:: Problem statement ::
Write out every entry, unchanged. Skip any picture.
++++++++++
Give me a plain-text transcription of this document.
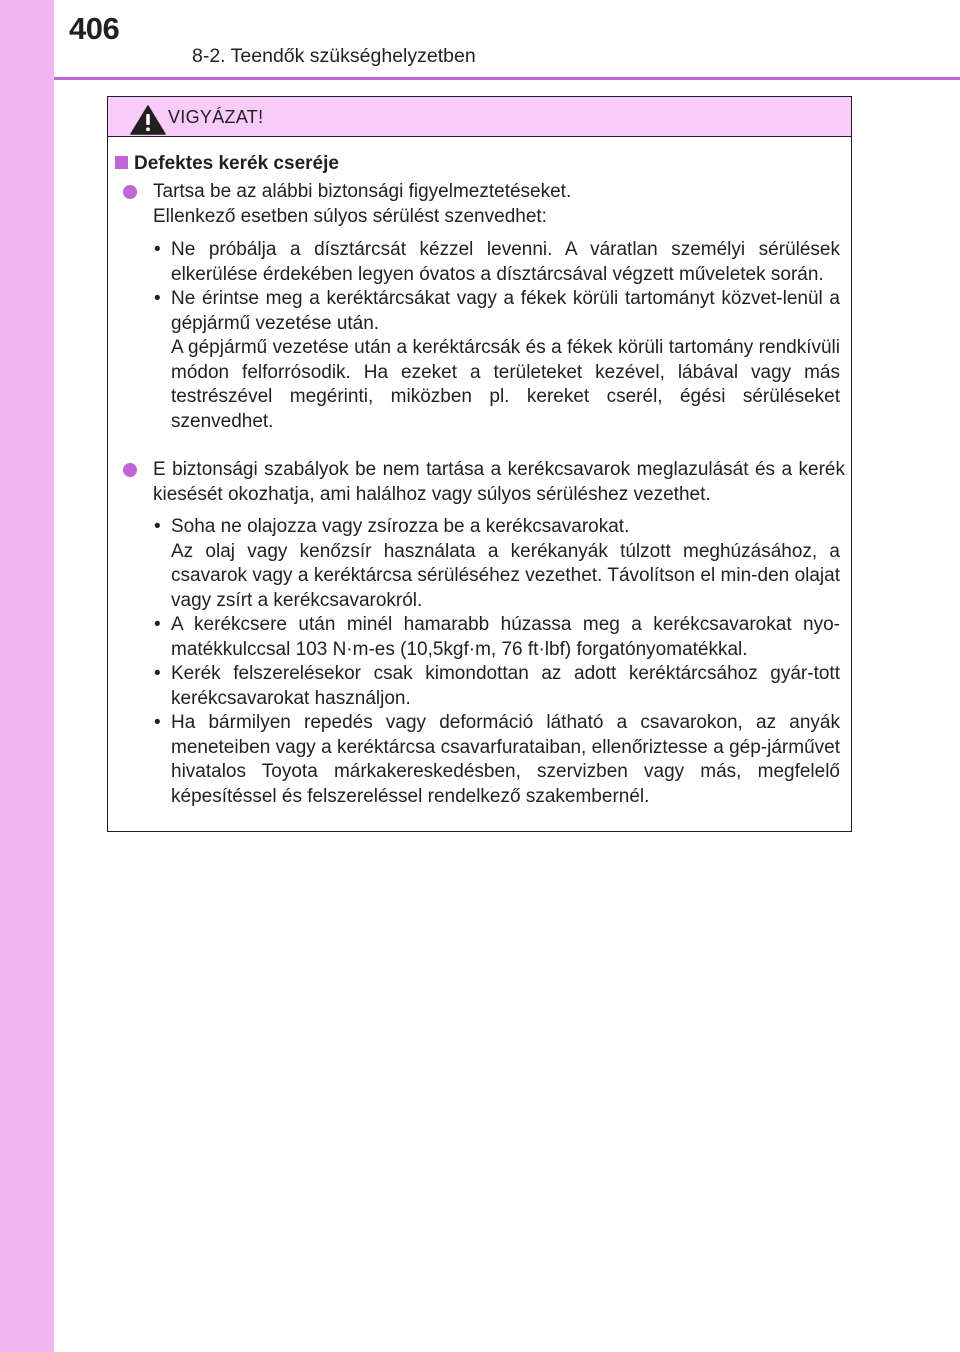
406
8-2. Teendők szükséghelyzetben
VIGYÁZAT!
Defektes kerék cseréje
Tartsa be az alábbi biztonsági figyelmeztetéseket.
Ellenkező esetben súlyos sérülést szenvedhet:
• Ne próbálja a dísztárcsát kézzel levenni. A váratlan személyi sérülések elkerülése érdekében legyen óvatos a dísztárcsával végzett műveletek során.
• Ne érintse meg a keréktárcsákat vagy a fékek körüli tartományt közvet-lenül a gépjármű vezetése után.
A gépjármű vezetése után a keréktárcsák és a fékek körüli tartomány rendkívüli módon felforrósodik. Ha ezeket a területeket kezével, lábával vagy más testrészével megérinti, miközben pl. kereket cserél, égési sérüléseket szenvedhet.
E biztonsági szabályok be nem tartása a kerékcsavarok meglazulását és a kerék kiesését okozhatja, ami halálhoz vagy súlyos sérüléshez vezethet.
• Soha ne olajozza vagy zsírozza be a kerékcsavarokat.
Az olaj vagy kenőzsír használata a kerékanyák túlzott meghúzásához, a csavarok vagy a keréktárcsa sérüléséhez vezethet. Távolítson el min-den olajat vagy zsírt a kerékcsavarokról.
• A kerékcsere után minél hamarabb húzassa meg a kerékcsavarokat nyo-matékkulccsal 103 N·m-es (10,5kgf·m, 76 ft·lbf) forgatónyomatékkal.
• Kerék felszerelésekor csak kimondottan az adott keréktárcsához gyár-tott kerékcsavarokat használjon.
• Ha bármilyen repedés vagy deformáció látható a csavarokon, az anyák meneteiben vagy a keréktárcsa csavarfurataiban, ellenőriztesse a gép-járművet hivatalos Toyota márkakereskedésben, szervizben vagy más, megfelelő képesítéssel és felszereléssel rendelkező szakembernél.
++++++++++
:: The completed task ::
Give me a plain-text transcription of this document.
406
8-2. Teendők szükséghelyzetben
VIGYÁZAT!
Defektes kerék cseréje
Tartsa be az alábbi biztonsági figyelmeztetéseket.
Ellenkező esetben súlyos sérülést szenvedhet:
• Ne próbálja a dísztárcsát kézzel levenni. A váratlan személyi sérülések elkerülése érdekében legyen óvatos a dísztárcsával végzett műveletek során.
• Ne érintse meg a keréktárcsákat vagy a fékek körüli tartományt közvet-lenül a gépjármű vezetése után.
A gépjármű vezetése után a keréktárcsák és a fékek körüli tartomány rendkívüli módon felforrósodik. Ha ezeket a területeket kezével, lábával vagy más testrészével megérinti, miközben pl. kereket cserél, égési sérüléseket szenvedhet.
E biztonsági szabályok be nem tartása a kerékcsavarok meglazulását és a kerék kiesését okozhatja, ami halálhoz vagy súlyos sérüléshez vezethet.
• Soha ne olajozza vagy zsírozza be a kerékcsavarokat.
Az olaj vagy kenőzsír használata a kerékanyák túlzott meghúzásához, a csavarok vagy a keréktárcsa sérüléséhez vezethet. Távolítson el min-den olajat vagy zsírt a kerékcsavarokról.
• A kerékcsere után minél hamarabb húzassa meg a kerékcsavarokat nyo-matékkulccsal 103 N·m-es (10,5kgf·m, 76 ft·lbf) forgatónyomatékkal.
• Kerék felszerelésekor csak kimondottan az adott keréktárcsához gyár-tott kerékcsavarokat használjon.
• Ha bármilyen repedés vagy deformáció látható a csavarokon, az anyák meneteiben vagy a keréktárcsa csavarfurataiban, ellenőriztesse a gép-járművet hivatalos Toyota márkakereskedésben, szervizben vagy más, megfelelő képesítéssel és felszereléssel rendelkező szakembernél.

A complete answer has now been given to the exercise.